Data entries
** BEGIN **
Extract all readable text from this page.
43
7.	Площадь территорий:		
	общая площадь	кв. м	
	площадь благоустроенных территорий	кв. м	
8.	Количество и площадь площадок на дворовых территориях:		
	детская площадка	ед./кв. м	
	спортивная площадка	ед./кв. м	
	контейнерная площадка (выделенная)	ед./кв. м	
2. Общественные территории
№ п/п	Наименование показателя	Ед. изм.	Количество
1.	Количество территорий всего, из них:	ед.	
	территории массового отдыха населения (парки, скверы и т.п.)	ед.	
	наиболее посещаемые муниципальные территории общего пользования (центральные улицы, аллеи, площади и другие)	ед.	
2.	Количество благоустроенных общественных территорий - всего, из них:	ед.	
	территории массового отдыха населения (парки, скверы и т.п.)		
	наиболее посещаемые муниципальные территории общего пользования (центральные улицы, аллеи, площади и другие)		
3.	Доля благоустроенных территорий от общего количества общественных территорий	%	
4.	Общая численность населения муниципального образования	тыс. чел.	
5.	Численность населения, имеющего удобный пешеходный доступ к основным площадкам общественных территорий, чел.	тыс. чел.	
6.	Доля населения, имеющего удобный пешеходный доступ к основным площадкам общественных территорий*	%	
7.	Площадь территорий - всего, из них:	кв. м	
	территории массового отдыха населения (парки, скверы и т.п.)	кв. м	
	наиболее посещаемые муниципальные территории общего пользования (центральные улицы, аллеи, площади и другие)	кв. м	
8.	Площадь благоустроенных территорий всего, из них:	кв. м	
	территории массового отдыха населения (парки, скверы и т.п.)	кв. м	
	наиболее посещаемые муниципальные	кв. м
** END **
* _Work instructions_: Word for word, quote all of the data above.

* _Exercise solution_:
Extract all readable text from this page.
43
7.	Площадь территорий:		
	общая площадь	кв. м	
	площадь благоустроенных территорий	кв. м	
8.	Количество и площадь площадок на дворовых территориях:		
	детская площадка	ед./кв. м	
	спортивная площадка	ед./кв. м	
	контейнерная площадка (выделенная)	ед./кв. м	
2. Общественные территории
№ п/п	Наименование показателя	Ед. изм.	Количество
1.	Количество территорий всего, из них:	ед.	
	территории массового отдыха населения (парки, скверы и т.п.)	ед.	
	наиболее посещаемые муниципальные территории общего пользования (центральные улицы, аллеи, площади и другие)	ед.	
2.	Количество благоустроенных общественных территорий - всего, из них:	ед.	
	территории массового отдыха населения (парки, скверы и т.п.)		
	наиболее посещаемые муниципальные территории общего пользования (центральные улицы, аллеи, площади и другие)		
3.	Доля благоустроенных территорий от общего количества общественных территорий	%	
4.	Общая численность населения муниципального образования	тыс. чел.	
5.	Численность населения, имеющего удобный пешеходный доступ к основным площадкам общественных территорий, чел.	тыс. чел.	
6.	Доля населения, имеющего удобный пешеходный доступ к основным площадкам общественных территорий*	%	
7.	Площадь территорий - всего, из них:	кв. м	
	территории массового отдыха населения (парки, скверы и т.п.)	кв. м	
	наиболее посещаемые муниципальные территории общего пользования (центральные улицы, аллеи, площади и другие)	кв. м	
8.	Площадь благоустроенных территорий всего, из них:	кв. м	
	территории массового отдыха населения (парки, скверы и т.п.)	кв. м	
	наиболее посещаемые муниципальные	кв. м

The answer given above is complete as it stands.